→ **Given task**:
Every entry below should be printed exactly, without its images.

┌──

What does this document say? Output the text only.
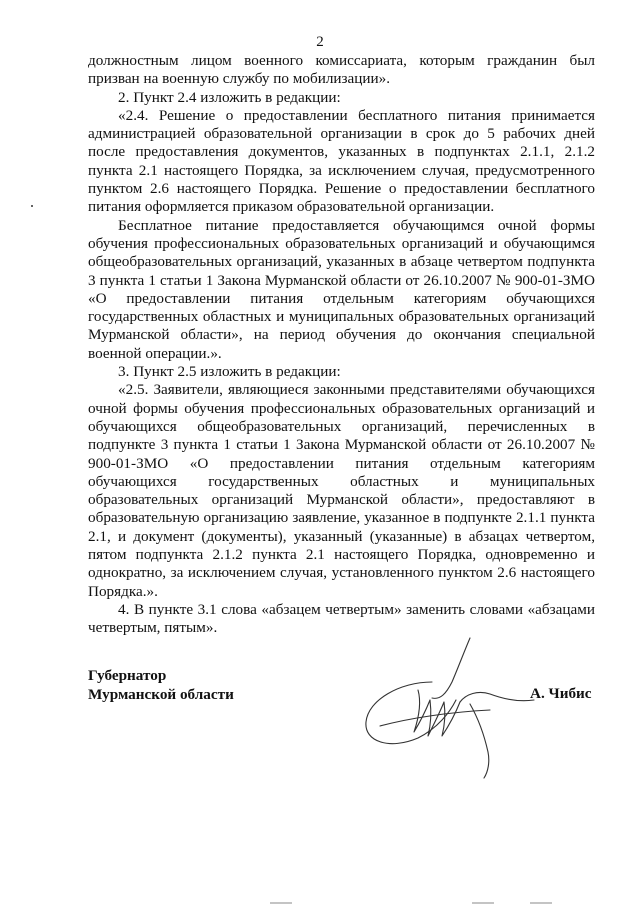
2

должностным лицом военного комиссариата, которым гражданин был призван на военную службу по мобилизации».

2. Пункт 2.4 изложить в редакции:

«2.4. Решение о предоставлении бесплатного питания принимается администрацией образовательной организации в срок до 5 рабочих дней после предоставления документов, указанных в подпунктах 2.1.1, 2.1.2 пункта 2.1 настоящего Порядка, за исключением случая, предусмотренного пунктом 2.6 настоящего Порядка. Решение о предоставлении бесплатного питания оформляется приказом образовательной организации.

Бесплатное питание предоставляется обучающимся очной формы обучения профессиональных образовательных организаций и обучающимся общеобразовательных организаций, указанных в абзаце четвертом подпункта 3 пункта 1 статьи 1 Закона Мурманской области от 26.10.2007 № 900-01-ЗМО «О предоставлении питания отдельным категориям обучающихся государственных областных и муниципальных образовательных организаций Мурманской области», на период обучения до окончания специальной военной операции.».

3. Пункт 2.5 изложить в редакции:

«2.5. Заявители, являющиеся законными представителями обучающихся очной формы обучения профессиональных образовательных организаций и обучающихся общеобразовательных организаций, перечисленных в подпункте 3 пункта 1 статьи 1 Закона Мурманской области от 26.10.2007 № 900-01-ЗМО «О предоставлении питания отдельным категориям обучающихся государственных областных и муниципальных образовательных организаций Мурманской области», предоставляют в образовательную организацию заявление, указанное в подпункте 2.1.1 пункта 2.1, и документ (документы), указанный (указанные) в абзацах четвертом, пятом подпункта 2.1.2 пункта 2.1 настоящего Порядка, одновременно и однократно, за исключением случая, установленного пунктом 2.6 настоящего Порядка.».

4. В пункте 3.1 слова «абзацем четвертым» заменить словами «абзацами четвертым, пятым».

Губернатор
Мурманской области	А. Чибис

└──

→ **Exercise solution**:
What does this document say? Output the text only.
2

должностным лицом военного комиссариата, которым гражданин был призван на военную службу по мобилизации».

2. Пункт 2.4 изложить в редакции:

«2.4. Решение о предоставлении бесплатного питания принимается администрацией образовательной организации в срок до 5 рабочих дней после предоставления документов, указанных в подпунктах 2.1.1, 2.1.2 пункта 2.1 настоящего Порядка, за исключением случая, предусмотренного пунктом 2.6 настоящего Порядка. Решение о предоставлении бесплатного питания оформляется приказом образовательной организации.

Бесплатное питание предоставляется обучающимся очной формы обучения профессиональных образовательных организаций и обучающимся общеобразовательных организаций, указанных в абзаце четвертом подпункта 3 пункта 1 статьи 1 Закона Мурманской области от 26.10.2007 № 900-01-ЗМО «О предоставлении питания отдельным категориям обучающихся государственных областных и муниципальных образовательных организаций Мурманской области», на период обучения до окончания специальной военной операции.».

3. Пункт 2.5 изложить в редакции:

«2.5. Заявители, являющиеся законными представителями обучающихся очной формы обучения профессиональных образовательных организаций и обучающихся общеобразовательных организаций, перечисленных в подпункте 3 пункта 1 статьи 1 Закона Мурманской области от 26.10.2007 № 900-01-ЗМО «О предоставлении питания отдельным категориям обучающихся государственных областных и муниципальных образовательных организаций Мурманской области», предоставляют в образовательную организацию заявление, указанное в подпункте 2.1.1 пункта 2.1, и документ (документы), указанный (указанные) в абзацах четвертом, пятом подпункта 2.1.2 пункта 2.1 настоящего Порядка, одновременно и однократно, за исключением случая, установленного пунктом 2.6 настоящего Порядка.».

4. В пункте 3.1 слова «абзацем четвертым» заменить словами «абзацами четвертым, пятым».

Губернатор
Мурманской области	А. Чибис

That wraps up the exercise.